▸ Short exercise: What lines of the data hold the string "query"? Pull each one out.

▸ Dataset rows about figures:
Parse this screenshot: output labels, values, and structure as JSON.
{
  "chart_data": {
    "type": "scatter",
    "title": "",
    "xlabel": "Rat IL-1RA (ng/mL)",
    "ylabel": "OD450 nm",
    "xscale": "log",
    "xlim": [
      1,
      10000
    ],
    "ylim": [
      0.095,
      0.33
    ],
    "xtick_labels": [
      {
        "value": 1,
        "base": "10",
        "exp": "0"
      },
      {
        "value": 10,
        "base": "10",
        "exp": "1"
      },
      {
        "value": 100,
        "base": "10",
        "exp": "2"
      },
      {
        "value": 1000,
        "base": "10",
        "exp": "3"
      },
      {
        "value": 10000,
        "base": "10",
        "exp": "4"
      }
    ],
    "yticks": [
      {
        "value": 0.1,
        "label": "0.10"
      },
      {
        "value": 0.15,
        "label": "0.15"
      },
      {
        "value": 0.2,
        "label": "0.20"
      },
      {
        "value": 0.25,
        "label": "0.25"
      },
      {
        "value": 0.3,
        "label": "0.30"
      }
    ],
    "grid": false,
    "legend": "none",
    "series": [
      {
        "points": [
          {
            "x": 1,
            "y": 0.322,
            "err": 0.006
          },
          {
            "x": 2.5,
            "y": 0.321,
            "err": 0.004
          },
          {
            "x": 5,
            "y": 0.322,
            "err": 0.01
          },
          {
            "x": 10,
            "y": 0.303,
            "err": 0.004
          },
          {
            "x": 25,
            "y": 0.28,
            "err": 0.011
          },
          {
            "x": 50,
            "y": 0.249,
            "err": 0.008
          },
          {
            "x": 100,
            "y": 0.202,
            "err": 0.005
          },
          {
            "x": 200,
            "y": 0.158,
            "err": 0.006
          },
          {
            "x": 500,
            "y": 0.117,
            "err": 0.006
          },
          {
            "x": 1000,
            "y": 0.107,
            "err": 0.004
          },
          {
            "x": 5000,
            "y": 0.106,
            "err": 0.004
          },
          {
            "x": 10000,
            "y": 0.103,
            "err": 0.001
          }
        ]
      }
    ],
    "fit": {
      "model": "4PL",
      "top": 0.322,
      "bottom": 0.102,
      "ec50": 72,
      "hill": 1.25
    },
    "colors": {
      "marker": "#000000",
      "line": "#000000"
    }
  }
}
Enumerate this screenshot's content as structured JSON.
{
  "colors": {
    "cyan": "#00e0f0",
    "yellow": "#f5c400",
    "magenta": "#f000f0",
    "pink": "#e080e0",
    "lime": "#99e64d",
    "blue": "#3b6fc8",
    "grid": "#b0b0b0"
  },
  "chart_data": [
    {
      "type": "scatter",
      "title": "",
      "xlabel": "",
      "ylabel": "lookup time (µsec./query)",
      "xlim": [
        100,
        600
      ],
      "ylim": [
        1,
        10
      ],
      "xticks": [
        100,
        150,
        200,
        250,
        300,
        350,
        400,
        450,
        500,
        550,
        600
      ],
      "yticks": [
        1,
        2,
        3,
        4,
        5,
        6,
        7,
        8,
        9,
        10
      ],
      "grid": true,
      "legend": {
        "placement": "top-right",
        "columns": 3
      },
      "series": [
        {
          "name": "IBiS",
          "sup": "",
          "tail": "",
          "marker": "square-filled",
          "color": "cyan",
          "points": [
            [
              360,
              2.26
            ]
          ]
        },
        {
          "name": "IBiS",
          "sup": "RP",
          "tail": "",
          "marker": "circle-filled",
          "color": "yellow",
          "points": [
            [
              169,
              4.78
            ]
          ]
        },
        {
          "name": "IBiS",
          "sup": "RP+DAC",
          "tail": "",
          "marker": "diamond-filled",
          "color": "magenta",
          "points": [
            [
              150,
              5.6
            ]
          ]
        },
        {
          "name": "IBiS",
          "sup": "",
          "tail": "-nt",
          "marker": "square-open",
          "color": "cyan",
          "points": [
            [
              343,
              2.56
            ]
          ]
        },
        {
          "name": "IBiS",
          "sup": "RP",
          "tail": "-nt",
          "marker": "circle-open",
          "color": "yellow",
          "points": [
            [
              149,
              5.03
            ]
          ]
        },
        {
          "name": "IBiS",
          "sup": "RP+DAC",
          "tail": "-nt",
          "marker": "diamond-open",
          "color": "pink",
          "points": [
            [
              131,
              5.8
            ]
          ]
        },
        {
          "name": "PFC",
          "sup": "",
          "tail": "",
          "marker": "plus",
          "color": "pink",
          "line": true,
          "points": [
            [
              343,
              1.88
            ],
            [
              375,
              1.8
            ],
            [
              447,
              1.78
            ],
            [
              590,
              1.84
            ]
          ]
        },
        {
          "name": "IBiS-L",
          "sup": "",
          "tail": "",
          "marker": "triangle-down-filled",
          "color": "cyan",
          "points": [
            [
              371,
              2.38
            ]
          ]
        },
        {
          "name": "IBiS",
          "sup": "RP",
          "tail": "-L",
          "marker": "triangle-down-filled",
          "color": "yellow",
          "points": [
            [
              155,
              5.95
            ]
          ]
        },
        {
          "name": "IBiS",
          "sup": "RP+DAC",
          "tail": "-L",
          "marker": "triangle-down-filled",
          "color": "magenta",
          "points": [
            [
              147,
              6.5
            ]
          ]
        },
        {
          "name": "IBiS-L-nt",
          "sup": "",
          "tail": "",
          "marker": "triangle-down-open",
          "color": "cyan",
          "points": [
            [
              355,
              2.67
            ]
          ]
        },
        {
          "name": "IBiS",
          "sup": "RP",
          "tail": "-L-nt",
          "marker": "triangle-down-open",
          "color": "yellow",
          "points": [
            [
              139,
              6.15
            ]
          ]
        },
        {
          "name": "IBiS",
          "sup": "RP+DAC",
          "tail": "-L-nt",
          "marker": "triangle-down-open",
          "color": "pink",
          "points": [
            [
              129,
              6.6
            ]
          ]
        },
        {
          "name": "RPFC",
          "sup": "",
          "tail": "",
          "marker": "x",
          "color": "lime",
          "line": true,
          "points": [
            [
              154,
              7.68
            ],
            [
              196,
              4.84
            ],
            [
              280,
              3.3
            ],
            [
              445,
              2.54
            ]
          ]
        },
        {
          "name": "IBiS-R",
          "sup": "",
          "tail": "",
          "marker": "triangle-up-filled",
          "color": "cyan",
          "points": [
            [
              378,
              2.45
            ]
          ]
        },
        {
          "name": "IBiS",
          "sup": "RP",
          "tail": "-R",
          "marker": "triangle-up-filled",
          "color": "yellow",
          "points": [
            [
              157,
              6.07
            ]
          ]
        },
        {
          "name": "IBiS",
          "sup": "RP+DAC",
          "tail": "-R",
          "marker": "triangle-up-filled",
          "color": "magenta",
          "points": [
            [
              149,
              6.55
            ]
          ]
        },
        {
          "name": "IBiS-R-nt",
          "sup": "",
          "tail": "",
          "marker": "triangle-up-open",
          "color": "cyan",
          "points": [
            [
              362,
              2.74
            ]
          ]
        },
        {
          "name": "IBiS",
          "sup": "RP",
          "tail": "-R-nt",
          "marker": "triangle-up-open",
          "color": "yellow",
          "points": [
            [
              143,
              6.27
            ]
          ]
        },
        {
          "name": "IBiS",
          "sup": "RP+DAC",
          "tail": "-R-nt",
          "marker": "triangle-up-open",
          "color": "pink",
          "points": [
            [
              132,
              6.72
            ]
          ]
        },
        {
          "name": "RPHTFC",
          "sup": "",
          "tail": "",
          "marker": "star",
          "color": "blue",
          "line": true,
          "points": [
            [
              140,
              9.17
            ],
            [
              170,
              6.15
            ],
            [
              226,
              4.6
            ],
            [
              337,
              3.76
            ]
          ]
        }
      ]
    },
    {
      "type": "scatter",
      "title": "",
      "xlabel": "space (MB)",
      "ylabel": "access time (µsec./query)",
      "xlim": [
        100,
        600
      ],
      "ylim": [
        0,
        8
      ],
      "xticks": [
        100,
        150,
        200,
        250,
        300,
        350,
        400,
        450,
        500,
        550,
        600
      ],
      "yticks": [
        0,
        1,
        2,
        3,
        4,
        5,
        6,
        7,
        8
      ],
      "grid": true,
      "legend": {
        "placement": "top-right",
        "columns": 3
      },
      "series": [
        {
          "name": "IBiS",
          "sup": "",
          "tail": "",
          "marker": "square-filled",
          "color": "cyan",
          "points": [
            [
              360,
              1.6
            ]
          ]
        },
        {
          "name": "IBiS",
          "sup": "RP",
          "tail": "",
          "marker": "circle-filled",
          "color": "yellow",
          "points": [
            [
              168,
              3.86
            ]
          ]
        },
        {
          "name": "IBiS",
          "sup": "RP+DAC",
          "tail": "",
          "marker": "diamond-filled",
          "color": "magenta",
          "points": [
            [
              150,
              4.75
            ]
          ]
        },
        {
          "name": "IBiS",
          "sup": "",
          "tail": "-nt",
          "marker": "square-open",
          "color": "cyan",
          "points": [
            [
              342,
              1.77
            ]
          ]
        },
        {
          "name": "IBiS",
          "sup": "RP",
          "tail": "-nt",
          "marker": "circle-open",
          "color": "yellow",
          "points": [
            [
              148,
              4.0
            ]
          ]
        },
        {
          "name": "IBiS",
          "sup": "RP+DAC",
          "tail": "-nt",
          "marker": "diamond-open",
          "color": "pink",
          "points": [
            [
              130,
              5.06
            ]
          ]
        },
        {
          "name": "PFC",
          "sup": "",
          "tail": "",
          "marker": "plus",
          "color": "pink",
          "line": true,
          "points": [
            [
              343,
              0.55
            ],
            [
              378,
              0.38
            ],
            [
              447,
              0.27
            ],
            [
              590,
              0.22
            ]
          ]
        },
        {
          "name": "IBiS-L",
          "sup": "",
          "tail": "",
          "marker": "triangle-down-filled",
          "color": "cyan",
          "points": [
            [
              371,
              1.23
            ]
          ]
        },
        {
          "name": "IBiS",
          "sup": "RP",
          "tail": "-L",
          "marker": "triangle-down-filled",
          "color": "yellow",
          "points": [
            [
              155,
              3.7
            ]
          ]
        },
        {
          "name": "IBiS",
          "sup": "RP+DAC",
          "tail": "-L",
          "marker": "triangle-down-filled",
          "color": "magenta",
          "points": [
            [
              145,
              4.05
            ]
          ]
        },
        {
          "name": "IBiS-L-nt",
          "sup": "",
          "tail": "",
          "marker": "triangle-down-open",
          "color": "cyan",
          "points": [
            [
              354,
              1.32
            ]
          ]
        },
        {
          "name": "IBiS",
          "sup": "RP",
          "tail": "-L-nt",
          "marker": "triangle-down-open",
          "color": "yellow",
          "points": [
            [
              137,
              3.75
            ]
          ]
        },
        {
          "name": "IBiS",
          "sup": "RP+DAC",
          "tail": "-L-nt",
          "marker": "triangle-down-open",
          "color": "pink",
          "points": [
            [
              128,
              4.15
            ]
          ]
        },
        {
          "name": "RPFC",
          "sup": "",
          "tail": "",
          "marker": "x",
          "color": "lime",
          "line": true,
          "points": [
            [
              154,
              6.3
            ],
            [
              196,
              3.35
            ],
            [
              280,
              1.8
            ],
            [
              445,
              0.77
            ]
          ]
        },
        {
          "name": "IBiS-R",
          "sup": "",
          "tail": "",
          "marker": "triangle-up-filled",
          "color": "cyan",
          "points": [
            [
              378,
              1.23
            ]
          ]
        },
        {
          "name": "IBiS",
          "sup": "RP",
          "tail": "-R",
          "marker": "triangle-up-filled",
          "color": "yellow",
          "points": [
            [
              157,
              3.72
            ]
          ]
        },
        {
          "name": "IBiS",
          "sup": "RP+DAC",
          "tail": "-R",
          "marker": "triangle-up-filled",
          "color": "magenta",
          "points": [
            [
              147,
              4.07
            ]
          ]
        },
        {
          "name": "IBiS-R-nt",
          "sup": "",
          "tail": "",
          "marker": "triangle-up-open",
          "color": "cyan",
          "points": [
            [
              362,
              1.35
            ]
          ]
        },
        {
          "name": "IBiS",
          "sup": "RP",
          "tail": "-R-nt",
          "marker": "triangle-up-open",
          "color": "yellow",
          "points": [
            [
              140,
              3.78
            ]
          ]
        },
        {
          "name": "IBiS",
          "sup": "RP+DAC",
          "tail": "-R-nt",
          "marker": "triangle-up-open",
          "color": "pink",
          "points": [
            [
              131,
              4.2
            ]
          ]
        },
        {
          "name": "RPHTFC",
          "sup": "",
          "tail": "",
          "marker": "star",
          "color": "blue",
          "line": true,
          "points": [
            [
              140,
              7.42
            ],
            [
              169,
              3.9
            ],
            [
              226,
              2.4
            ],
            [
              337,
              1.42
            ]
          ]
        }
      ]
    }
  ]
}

▸ Result:
      "ylabel": "lookup time (µsec./query)",
      "ylabel": "access time (µsec./query)",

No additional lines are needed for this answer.